• **What you have to do**:
Extract the text of every entry below exactly; leave images out.

=== Listing ===

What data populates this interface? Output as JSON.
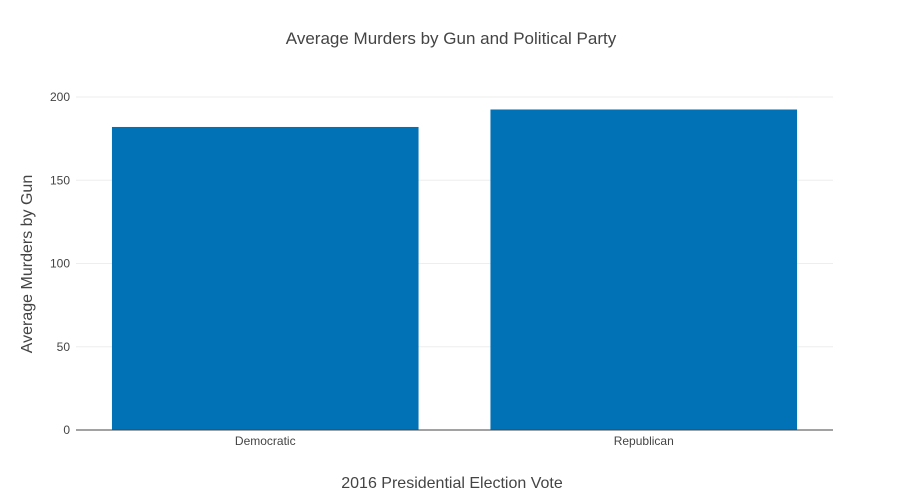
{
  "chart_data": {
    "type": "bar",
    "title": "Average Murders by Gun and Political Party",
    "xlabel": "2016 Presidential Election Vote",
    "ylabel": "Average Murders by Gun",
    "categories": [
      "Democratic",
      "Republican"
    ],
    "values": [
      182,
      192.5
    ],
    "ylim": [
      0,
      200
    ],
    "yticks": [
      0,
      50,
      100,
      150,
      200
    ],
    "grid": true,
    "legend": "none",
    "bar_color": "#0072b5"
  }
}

===

• **Response to the task**:
What data populates this interface? Output as JSON.
{
  "chart_data": {
    "type": "bar",
    "title": "Average Murders by Gun and Political Party",
    "xlabel": "2016 Presidential Election Vote",
    "ylabel": "Average Murders by Gun",
    "categories": [
      "Democratic",
      "Republican"
    ],
    "values": [
      182,
      192.5
    ],
    "ylim": [
      0,
      200
    ],
    "yticks": [
      0,
      50,
      100,
      150,
      200
    ],
    "grid": true,
    "legend": "none",
    "bar_color": "#0072b5"
  }
}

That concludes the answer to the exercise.